Start

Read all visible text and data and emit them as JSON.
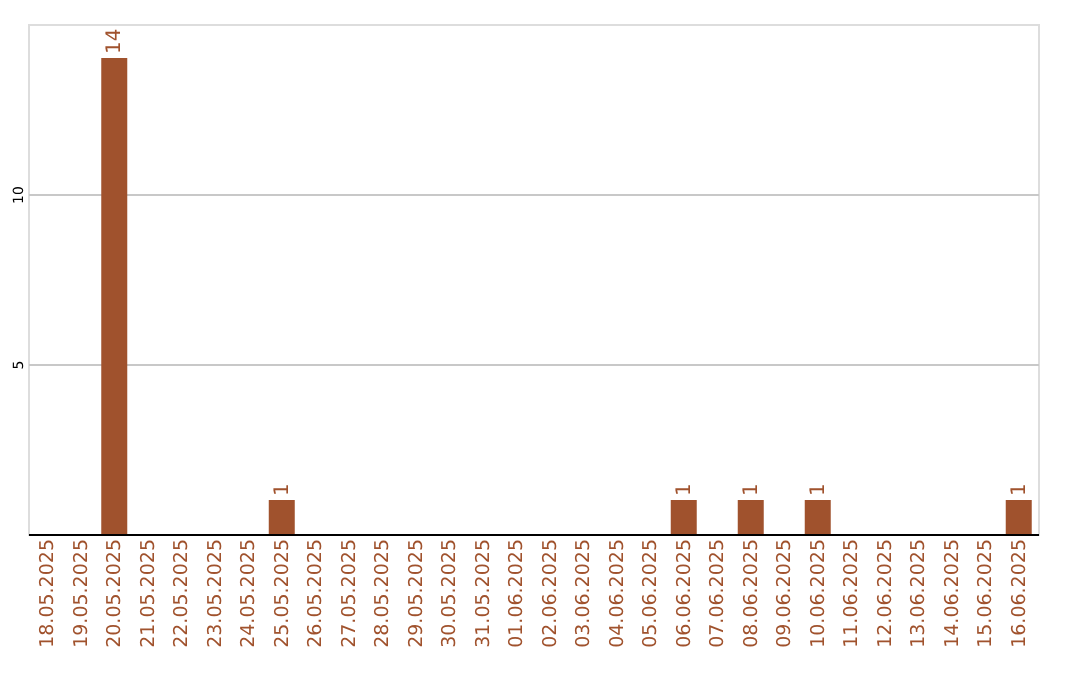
{
  "chart_data": {
    "type": "bar",
    "categories": [
      "18.05.2025",
      "19.05.2025",
      "20.05.2025",
      "21.05.2025",
      "22.05.2025",
      "23.05.2025",
      "24.05.2025",
      "25.05.2025",
      "26.05.2025",
      "27.05.2025",
      "28.05.2025",
      "29.05.2025",
      "30.05.2025",
      "31.05.2025",
      "01.06.2025",
      "02.06.2025",
      "03.06.2025",
      "04.06.2025",
      "05.06.2025",
      "06.06.2025",
      "07.06.2025",
      "08.06.2025",
      "09.06.2025",
      "10.06.2025",
      "11.06.2025",
      "12.06.2025",
      "13.06.2025",
      "14.06.2025",
      "15.06.2025",
      "16.06.2025"
    ],
    "values": [
      0,
      0,
      14,
      0,
      0,
      0,
      0,
      1,
      0,
      0,
      0,
      0,
      0,
      0,
      0,
      0,
      0,
      0,
      0,
      1,
      0,
      1,
      0,
      1,
      0,
      0,
      0,
      0,
      0,
      1
    ],
    "value_labels": [
      null,
      null,
      "14",
      null,
      null,
      null,
      null,
      "1",
      null,
      null,
      null,
      null,
      null,
      null,
      null,
      null,
      null,
      null,
      null,
      "1",
      null,
      "1",
      null,
      "1",
      null,
      null,
      null,
      null,
      null,
      "1"
    ],
    "color": "#a0522d",
    "ylim": [
      0,
      15
    ],
    "yticks": [
      5,
      10
    ],
    "grid": "y"
  }
}
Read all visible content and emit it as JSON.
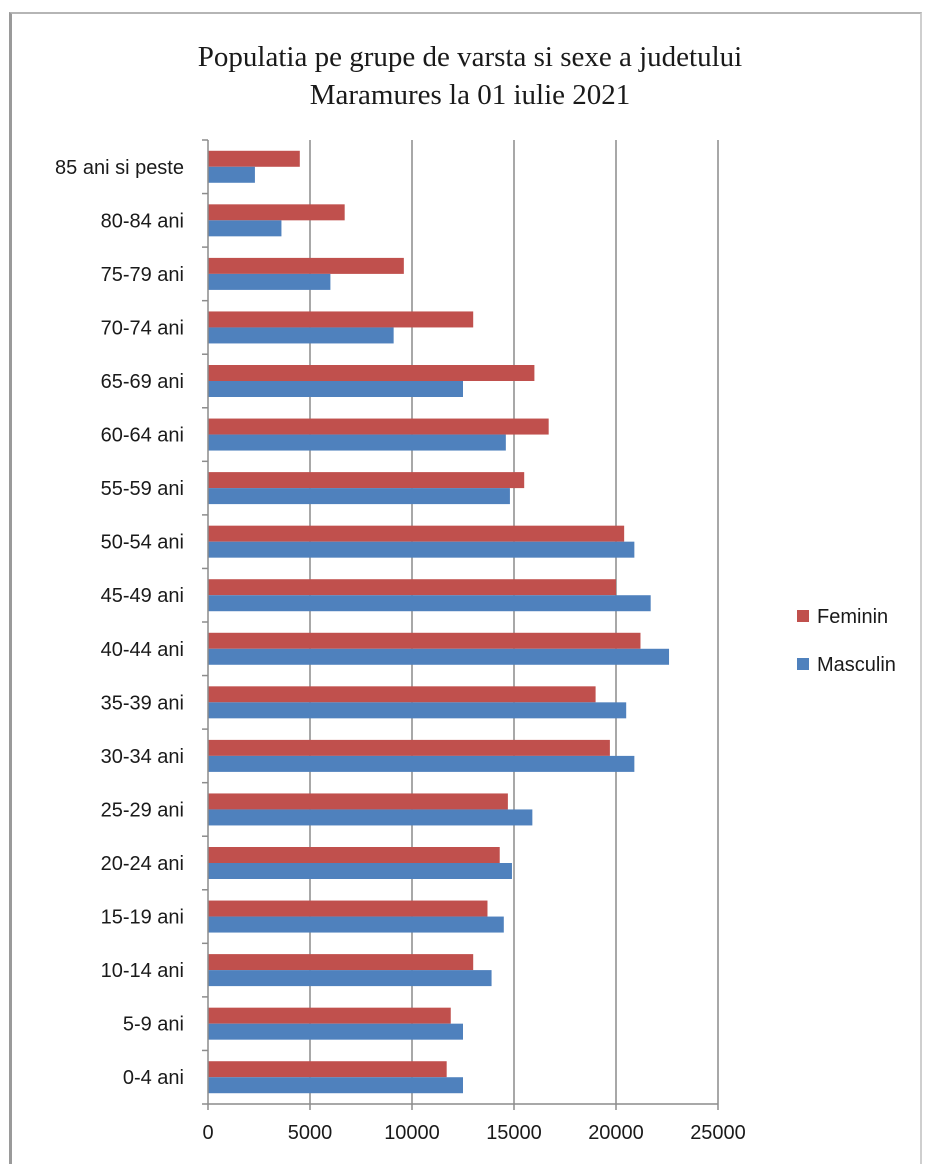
{
  "chart_data": {
    "type": "bar",
    "orientation": "horizontal",
    "title": [
      "Populatia pe grupe de varsta si sexe a judetului",
      "Maramures la 01 iulie 2021"
    ],
    "categories": [
      "85 ani si peste",
      "80-84 ani",
      "75-79 ani",
      "70-74 ani",
      "65-69 ani",
      "60-64 ani",
      "55-59 ani",
      "50-54 ani",
      "45-49 ani",
      "40-44 ani",
      "35-39 ani",
      "30-34 ani",
      "25-29 ani",
      "20-24 ani",
      "15-19 ani",
      "10-14 ani",
      "5-9 ani",
      "0-4 ani"
    ],
    "series": [
      {
        "name": "Feminin",
        "color": "#c0504d",
        "values": [
          4500,
          6700,
          9600,
          13000,
          16000,
          16700,
          15500,
          20400,
          20000,
          21200,
          19000,
          19700,
          14700,
          14300,
          13700,
          13000,
          11900,
          11700
        ]
      },
      {
        "name": "Masculin",
        "color": "#4f81bd",
        "values": [
          2300,
          3600,
          6000,
          9100,
          12500,
          14600,
          14800,
          20900,
          21700,
          22600,
          20500,
          20900,
          15900,
          14900,
          14500,
          13900,
          12500,
          12500
        ]
      }
    ],
    "xlim": [
      0,
      25000
    ],
    "xticks": [
      "0",
      "5000",
      "10000",
      "15000",
      "20000",
      "25000"
    ],
    "grid": "vertical",
    "legend": "right"
  }
}
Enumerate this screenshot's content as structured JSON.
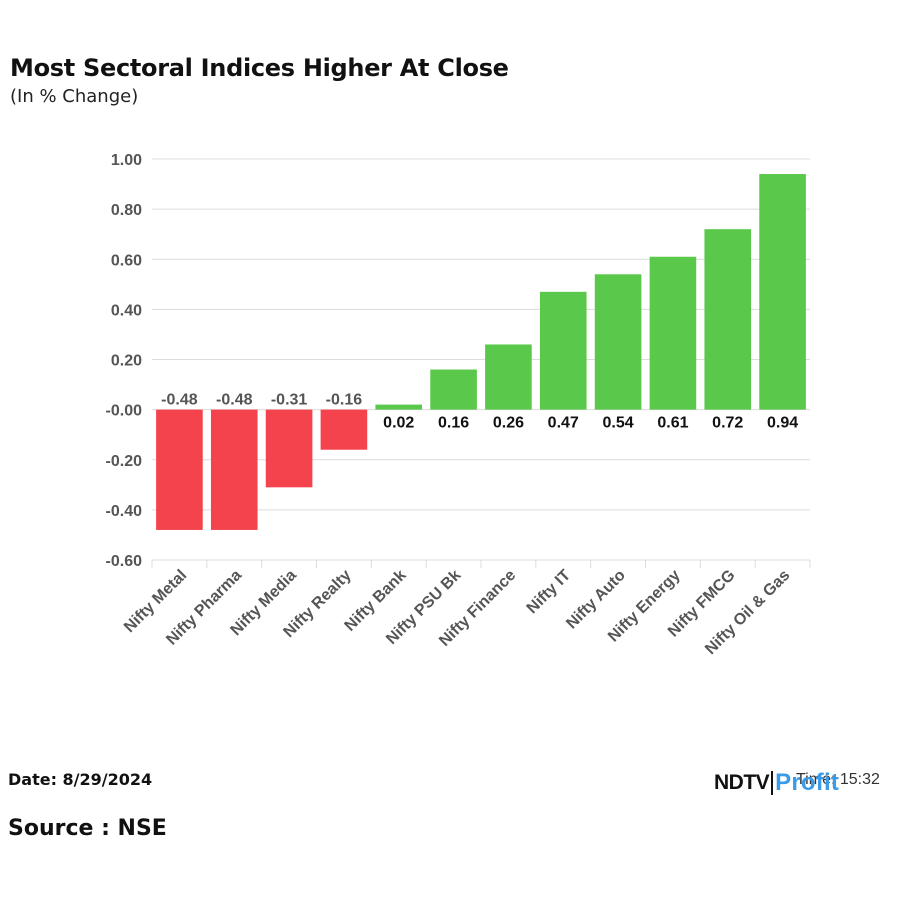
{
  "header": {
    "title": "Most Sectoral Indices Higher At Close",
    "subtitle": "(In % Change)"
  },
  "footer": {
    "date_text": "Date: 8/29/2024",
    "source_text": "Source : NSE",
    "logo_ndtv": "NDTV",
    "logo_profit": "Profit",
    "time_text": "Time: 15:32"
  },
  "colors": {
    "positive": "#5ac84a",
    "negative": "#f4434c",
    "grid": "#dcdcdc",
    "axis_text": "#555555"
  },
  "chart_data": {
    "type": "bar",
    "title": "Most Sectoral Indices Higher At Close",
    "subtitle": "(In % Change)",
    "categories": [
      "Nifty Metal",
      "Nifty Pharma",
      "Nifty Media",
      "Nifty Realty",
      "Nifty Bank",
      "Nifty PSU Bk",
      "Nifty Finance",
      "Nifty IT",
      "Nifty Auto",
      "Nifty Energy",
      "Nifty FMCG",
      "Nifty Oil & Gas"
    ],
    "values": [
      -0.48,
      -0.48,
      -0.31,
      -0.16,
      0.02,
      0.16,
      0.26,
      0.47,
      0.54,
      0.61,
      0.72,
      0.94
    ],
    "value_labels": [
      "-0.48",
      "-0.48",
      "-0.31",
      "-0.16",
      "0.02",
      "0.16",
      "0.26",
      "0.47",
      "0.54",
      "0.61",
      "0.72",
      "0.94"
    ],
    "yticks": [
      1.0,
      0.8,
      0.6,
      0.4,
      0.2,
      0.0,
      -0.2,
      -0.4,
      -0.6
    ],
    "ytick_labels": [
      "1.00",
      "0.80",
      "0.60",
      "0.40",
      "0.20",
      "-0.00",
      "-0.20",
      "-0.40",
      "-0.60"
    ],
    "ylim": [
      -0.6,
      1.0
    ],
    "xlabel": "",
    "ylabel": "",
    "grid": true,
    "legend": false
  }
}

End

■ **Instructions to follow**
Determine how many lines of the entries above carry the string "subtitle", and give that number alone.

■ **Written response**
2